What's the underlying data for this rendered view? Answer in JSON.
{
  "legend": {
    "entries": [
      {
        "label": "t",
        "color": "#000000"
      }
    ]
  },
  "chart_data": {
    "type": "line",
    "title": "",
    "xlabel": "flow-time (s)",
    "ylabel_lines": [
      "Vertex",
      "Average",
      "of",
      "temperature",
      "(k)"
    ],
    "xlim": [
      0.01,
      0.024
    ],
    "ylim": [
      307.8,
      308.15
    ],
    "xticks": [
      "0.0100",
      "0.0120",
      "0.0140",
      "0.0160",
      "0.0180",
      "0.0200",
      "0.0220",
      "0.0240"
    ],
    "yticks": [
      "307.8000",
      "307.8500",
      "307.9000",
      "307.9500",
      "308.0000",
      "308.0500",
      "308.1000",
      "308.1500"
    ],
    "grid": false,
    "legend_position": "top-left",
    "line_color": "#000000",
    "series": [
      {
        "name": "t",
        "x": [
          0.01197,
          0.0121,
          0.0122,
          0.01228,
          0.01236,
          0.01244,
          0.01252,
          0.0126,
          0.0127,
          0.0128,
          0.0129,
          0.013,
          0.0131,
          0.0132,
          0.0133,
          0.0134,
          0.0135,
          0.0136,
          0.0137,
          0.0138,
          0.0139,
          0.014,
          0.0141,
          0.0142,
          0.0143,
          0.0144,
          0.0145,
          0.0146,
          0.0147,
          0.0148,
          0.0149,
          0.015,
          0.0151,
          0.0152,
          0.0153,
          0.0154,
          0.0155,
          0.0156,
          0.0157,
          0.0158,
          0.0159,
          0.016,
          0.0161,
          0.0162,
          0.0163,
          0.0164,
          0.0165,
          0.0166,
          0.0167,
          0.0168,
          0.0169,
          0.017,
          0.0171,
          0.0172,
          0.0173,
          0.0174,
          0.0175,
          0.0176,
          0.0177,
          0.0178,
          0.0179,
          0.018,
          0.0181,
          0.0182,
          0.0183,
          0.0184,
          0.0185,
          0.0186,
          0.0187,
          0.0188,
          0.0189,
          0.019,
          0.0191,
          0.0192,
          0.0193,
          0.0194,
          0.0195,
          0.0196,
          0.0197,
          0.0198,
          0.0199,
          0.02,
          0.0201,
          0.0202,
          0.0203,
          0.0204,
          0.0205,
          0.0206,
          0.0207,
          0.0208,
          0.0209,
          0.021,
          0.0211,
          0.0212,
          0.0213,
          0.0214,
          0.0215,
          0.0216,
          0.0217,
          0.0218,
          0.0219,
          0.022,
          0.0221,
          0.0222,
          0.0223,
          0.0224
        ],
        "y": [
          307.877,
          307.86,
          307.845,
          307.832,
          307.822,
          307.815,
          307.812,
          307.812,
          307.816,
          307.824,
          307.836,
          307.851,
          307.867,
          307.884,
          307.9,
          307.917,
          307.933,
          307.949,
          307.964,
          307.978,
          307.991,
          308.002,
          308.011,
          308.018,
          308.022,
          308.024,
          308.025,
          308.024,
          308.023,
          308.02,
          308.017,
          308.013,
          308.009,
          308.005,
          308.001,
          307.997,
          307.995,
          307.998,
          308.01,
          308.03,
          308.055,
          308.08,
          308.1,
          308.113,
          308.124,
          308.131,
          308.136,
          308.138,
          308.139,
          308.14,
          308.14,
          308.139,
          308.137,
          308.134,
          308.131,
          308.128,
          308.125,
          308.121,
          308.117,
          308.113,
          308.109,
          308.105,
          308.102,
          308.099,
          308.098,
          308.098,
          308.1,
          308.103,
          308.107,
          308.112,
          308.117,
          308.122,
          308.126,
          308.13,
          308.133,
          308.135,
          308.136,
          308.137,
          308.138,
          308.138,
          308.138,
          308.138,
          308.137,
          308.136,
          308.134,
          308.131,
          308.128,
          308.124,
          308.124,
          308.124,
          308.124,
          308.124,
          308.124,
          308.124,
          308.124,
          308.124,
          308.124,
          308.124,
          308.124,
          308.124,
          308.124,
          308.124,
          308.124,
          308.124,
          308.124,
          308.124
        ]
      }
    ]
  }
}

************

▸ **TO DO**:
Type out all of the material again, word for word.

▸ **RESPONSE FOR THIS EXERCISE**:
What's the underlying data for this rendered view? Answer in JSON.
{
  "legend": {
    "entries": [
      {
        "label": "t",
        "color": "#000000"
      }
    ]
  },
  "chart_data": {
    "type": "line",
    "title": "",
    "xlabel": "flow-time (s)",
    "ylabel_lines": [
      "Vertex",
      "Average",
      "of",
      "temperature",
      "(k)"
    ],
    "xlim": [
      0.01,
      0.024
    ],
    "ylim": [
      307.8,
      308.15
    ],
    "xticks": [
      "0.0100",
      "0.0120",
      "0.0140",
      "0.0160",
      "0.0180",
      "0.0200",
      "0.0220",
      "0.0240"
    ],
    "yticks": [
      "307.8000",
      "307.8500",
      "307.9000",
      "307.9500",
      "308.0000",
      "308.0500",
      "308.1000",
      "308.1500"
    ],
    "grid": false,
    "legend_position": "top-left",
    "line_color": "#000000",
    "series": [
      {
        "name": "t",
        "x": [
          0.01197,
          0.0121,
          0.0122,
          0.01228,
          0.01236,
          0.01244,
          0.01252,
          0.0126,
          0.0127,
          0.0128,
          0.0129,
          0.013,
          0.0131,
          0.0132,
          0.0133,
          0.0134,
          0.0135,
          0.0136,
          0.0137,
          0.0138,
          0.0139,
          0.014,
          0.0141,
          0.0142,
          0.0143,
          0.0144,
          0.0145,
          0.0146,
          0.0147,
          0.0148,
          0.0149,
          0.015,
          0.0151,
          0.0152,
          0.0153,
          0.0154,
          0.0155,
          0.0156,
          0.0157,
          0.0158,
          0.0159,
          0.016,
          0.0161,
          0.0162,
          0.0163,
          0.0164,
          0.0165,
          0.0166,
          0.0167,
          0.0168,
          0.0169,
          0.017,
          0.0171,
          0.0172,
          0.0173,
          0.0174,
          0.0175,
          0.0176,
          0.0177,
          0.0178,
          0.0179,
          0.018,
          0.0181,
          0.0182,
          0.0183,
          0.0184,
          0.0185,
          0.0186,
          0.0187,
          0.0188,
          0.0189,
          0.019,
          0.0191,
          0.0192,
          0.0193,
          0.0194,
          0.0195,
          0.0196,
          0.0197,
          0.0198,
          0.0199,
          0.02,
          0.0201,
          0.0202,
          0.0203,
          0.0204,
          0.0205,
          0.0206,
          0.0207,
          0.0208,
          0.0209,
          0.021,
          0.0211,
          0.0212,
          0.0213,
          0.0214,
          0.0215,
          0.0216,
          0.0217,
          0.0218,
          0.0219,
          0.022,
          0.0221,
          0.0222,
          0.0223,
          0.0224
        ],
        "y": [
          307.877,
          307.86,
          307.845,
          307.832,
          307.822,
          307.815,
          307.812,
          307.812,
          307.816,
          307.824,
          307.836,
          307.851,
          307.867,
          307.884,
          307.9,
          307.917,
          307.933,
          307.949,
          307.964,
          307.978,
          307.991,
          308.002,
          308.011,
          308.018,
          308.022,
          308.024,
          308.025,
          308.024,
          308.023,
          308.02,
          308.017,
          308.013,
          308.009,
          308.005,
          308.001,
          307.997,
          307.995,
          307.998,
          308.01,
          308.03,
          308.055,
          308.08,
          308.1,
          308.113,
          308.124,
          308.131,
          308.136,
          308.138,
          308.139,
          308.14,
          308.14,
          308.139,
          308.137,
          308.134,
          308.131,
          308.128,
          308.125,
          308.121,
          308.117,
          308.113,
          308.109,
          308.105,
          308.102,
          308.099,
          308.098,
          308.098,
          308.1,
          308.103,
          308.107,
          308.112,
          308.117,
          308.122,
          308.126,
          308.13,
          308.133,
          308.135,
          308.136,
          308.137,
          308.138,
          308.138,
          308.138,
          308.138,
          308.137,
          308.136,
          308.134,
          308.131,
          308.128,
          308.124,
          308.124,
          308.124,
          308.124,
          308.124,
          308.124,
          308.124,
          308.124,
          308.124,
          308.124,
          308.124,
          308.124,
          308.124,
          308.124,
          308.124,
          308.124,
          308.124,
          308.124,
          308.124
        ]
      }
    ]
  }
}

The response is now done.